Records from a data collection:
— begin —

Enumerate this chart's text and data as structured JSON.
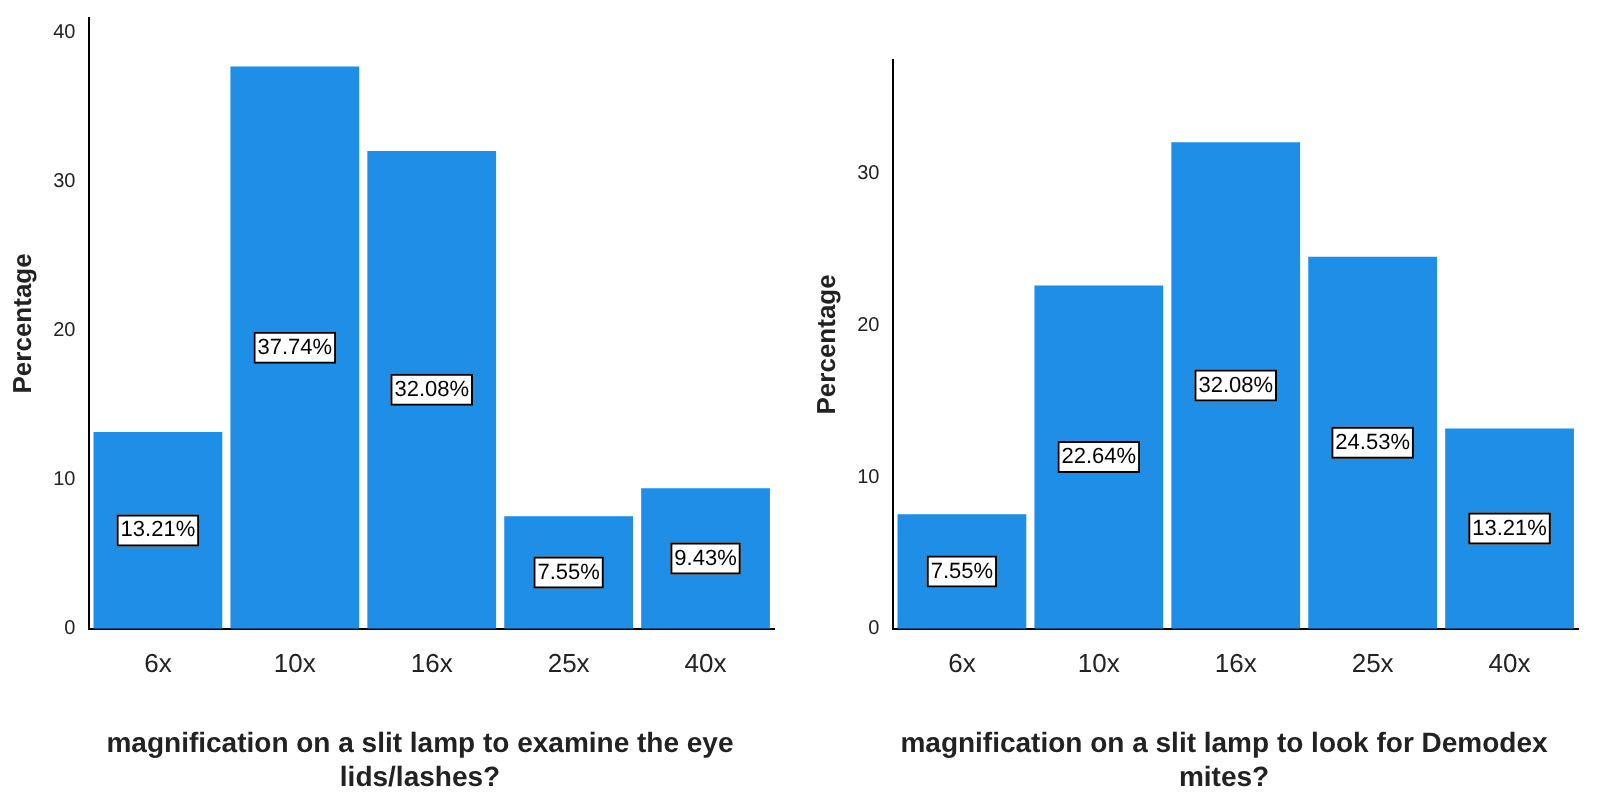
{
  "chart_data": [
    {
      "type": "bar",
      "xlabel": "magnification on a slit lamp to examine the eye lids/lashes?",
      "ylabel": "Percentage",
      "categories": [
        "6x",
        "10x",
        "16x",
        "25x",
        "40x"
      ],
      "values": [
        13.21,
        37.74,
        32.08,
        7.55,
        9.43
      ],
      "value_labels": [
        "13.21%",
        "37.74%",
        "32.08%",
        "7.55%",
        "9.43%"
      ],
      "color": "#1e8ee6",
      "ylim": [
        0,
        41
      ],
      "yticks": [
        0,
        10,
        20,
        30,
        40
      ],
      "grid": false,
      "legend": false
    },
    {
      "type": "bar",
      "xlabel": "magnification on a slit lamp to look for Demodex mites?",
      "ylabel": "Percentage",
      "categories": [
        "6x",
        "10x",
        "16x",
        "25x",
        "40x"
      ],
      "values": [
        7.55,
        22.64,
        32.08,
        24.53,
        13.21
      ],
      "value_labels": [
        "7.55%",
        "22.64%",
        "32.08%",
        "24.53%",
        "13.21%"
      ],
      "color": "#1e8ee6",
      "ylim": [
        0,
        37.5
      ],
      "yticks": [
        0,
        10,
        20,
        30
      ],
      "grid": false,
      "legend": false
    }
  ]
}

— end —

■ **SET PROBLEM**: Going through the lines above one by one, tally those with the word "lamp" and give only the total.

■ **COMPLETED TASK**: 2